What is expected
Reproduce all entries verbatim, with nothing added or dropped.

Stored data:
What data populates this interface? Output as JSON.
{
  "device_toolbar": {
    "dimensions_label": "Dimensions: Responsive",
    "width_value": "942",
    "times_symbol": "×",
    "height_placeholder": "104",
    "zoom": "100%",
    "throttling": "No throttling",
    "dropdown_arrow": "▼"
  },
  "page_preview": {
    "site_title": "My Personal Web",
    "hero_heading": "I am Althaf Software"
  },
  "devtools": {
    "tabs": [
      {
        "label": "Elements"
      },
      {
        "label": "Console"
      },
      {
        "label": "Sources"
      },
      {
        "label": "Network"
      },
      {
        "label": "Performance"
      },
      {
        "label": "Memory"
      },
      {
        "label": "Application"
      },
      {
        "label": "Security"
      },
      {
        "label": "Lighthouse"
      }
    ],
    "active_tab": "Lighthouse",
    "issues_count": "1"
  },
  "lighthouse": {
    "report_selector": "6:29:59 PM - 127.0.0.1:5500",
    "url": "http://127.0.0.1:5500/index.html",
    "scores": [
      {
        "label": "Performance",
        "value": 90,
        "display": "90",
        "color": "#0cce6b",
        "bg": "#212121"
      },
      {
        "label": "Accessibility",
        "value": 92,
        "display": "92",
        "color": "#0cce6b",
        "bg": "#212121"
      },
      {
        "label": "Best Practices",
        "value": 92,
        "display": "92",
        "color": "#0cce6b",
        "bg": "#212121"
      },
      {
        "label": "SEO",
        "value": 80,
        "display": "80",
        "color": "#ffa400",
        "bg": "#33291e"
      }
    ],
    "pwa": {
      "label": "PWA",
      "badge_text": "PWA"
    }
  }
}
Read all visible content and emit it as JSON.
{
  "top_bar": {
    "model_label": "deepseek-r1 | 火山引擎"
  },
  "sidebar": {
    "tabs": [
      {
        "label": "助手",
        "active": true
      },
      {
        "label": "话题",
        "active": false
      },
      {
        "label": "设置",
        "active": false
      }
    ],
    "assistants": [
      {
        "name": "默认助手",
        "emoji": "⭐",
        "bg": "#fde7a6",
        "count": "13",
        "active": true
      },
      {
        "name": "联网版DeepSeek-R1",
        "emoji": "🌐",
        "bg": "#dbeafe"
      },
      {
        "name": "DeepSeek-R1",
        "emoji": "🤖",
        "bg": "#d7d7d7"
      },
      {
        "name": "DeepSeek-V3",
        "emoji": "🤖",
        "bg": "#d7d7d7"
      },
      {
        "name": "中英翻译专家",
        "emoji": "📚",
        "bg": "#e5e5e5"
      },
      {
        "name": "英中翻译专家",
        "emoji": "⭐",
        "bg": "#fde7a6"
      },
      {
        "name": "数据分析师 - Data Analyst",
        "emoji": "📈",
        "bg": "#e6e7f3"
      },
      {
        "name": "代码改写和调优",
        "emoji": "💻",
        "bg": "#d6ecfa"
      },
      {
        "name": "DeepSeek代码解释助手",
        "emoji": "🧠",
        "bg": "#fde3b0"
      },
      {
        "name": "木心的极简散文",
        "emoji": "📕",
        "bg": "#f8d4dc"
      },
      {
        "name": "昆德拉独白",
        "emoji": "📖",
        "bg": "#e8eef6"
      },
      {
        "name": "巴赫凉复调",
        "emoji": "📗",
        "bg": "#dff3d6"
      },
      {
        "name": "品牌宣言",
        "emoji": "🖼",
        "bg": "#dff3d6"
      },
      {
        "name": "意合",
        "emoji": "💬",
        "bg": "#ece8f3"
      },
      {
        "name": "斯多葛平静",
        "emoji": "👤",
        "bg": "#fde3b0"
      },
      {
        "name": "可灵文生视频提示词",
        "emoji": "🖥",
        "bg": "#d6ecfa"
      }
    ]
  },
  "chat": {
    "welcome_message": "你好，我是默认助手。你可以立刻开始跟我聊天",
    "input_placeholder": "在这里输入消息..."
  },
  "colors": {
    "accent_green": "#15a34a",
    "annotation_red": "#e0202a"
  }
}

Solved exercise
What data populates this interface? Output as JSON.
{
  "device_toolbar": {
    "dimensions_label": "Dimensions: Responsive",
    "width_value": "942",
    "times_symbol": "×",
    "height_placeholder": "104",
    "zoom": "100%",
    "throttling": "No throttling",
    "dropdown_arrow": "▼"
  },
  "page_preview": {
    "site_title": "My Personal Web",
    "hero_heading": "I am Althaf Software"
  },
  "devtools": {
    "tabs": [
      {
        "label": "Elements"
      },
      {
        "label": "Console"
      },
      {
        "label": "Sources"
      },
      {
        "label": "Network"
      },
      {
        "label": "Performance"
      },
      {
        "label": "Memory"
      },
      {
        "label": "Application"
      },
      {
        "label": "Security"
      },
      {
        "label": "Lighthouse"
      }
    ],
    "active_tab": "Lighthouse",
    "issues_count": "1"
  },
  "lighthouse": {
    "report_selector": "6:29:59 PM - 127.0.0.1:5500",
    "url": "http://127.0.0.1:5500/index.html",
    "scores": [
      {
        "label": "Performance",
        "value": 90,
        "display": "90",
        "color": "#0cce6b",
        "bg": "#212121"
      },
      {
        "label": "Accessibility",
        "value": 92,
        "display": "92",
        "color": "#0cce6b",
        "bg": "#212121"
      },
      {
        "label": "Best Practices",
        "value": 92,
        "display": "92",
        "color": "#0cce6b",
        "bg": "#212121"
      },
      {
        "label": "SEO",
        "value": 80,
        "display": "80",
        "color": "#ffa400",
        "bg": "#33291e"
      }
    ],
    "pwa": {
      "label": "PWA",
      "badge_text": "PWA"
    }
  }
}
Read all visible content and emit it as JSON.
{
  "top_bar": {
    "model_label": "deepseek-r1 | 火山引擎"
  },
  "sidebar": {
    "tabs": [
      {
        "label": "助手",
        "active": true
      },
      {
        "label": "话题",
        "active": false
      },
      {
        "label": "设置",
        "active": false
      }
    ],
    "assistants": [
      {
        "name": "默认助手",
        "emoji": "⭐",
        "bg": "#fde7a6",
        "count": "13",
        "active": true
      },
      {
        "name": "联网版DeepSeek-R1",
        "emoji": "🌐",
        "bg": "#dbeafe"
      },
      {
        "name": "DeepSeek-R1",
        "emoji": "🤖",
        "bg": "#d7d7d7"
      },
      {
        "name": "DeepSeek-V3",
        "emoji": "🤖",
        "bg": "#d7d7d7"
      },
      {
        "name": "中英翻译专家",
        "emoji": "📚",
        "bg": "#e5e5e5"
      },
      {
        "name": "英中翻译专家",
        "emoji": "⭐",
        "bg": "#fde7a6"
      },
      {
        "name": "数据分析师 - Data Analyst",
        "emoji": "📈",
        "bg": "#e6e7f3"
      },
      {
        "name": "代码改写和调优",
        "emoji": "💻",
        "bg": "#d6ecfa"
      },
      {
        "name": "DeepSeek代码解释助手",
        "emoji": "🧠",
        "bg": "#fde3b0"
      },
      {
        "name": "木心的极简散文",
        "emoji": "📕",
        "bg": "#f8d4dc"
      },
      {
        "name": "昆德拉独白",
        "emoji": "📖",
        "bg": "#e8eef6"
      },
      {
        "name": "巴赫凉复调",
        "emoji": "📗",
        "bg": "#dff3d6"
      },
      {
        "name": "品牌宣言",
        "emoji": "🖼",
        "bg": "#dff3d6"
      },
      {
        "name": "意合",
        "emoji": "💬",
        "bg": "#ece8f3"
      },
      {
        "name": "斯多葛平静",
        "emoji": "👤",
        "bg": "#fde3b0"
      },
      {
        "name": "可灵文生视频提示词",
        "emoji": "🖥",
        "bg": "#d6ecfa"
      }
    ]
  },
  "chat": {
    "welcome_message": "你好，我是默认助手。你可以立刻开始跟我聊天",
    "input_placeholder": "在这里输入消息..."
  },
  "colors": {
    "accent_green": "#15a34a",
    "annotation_red": "#e0202a"
  }
}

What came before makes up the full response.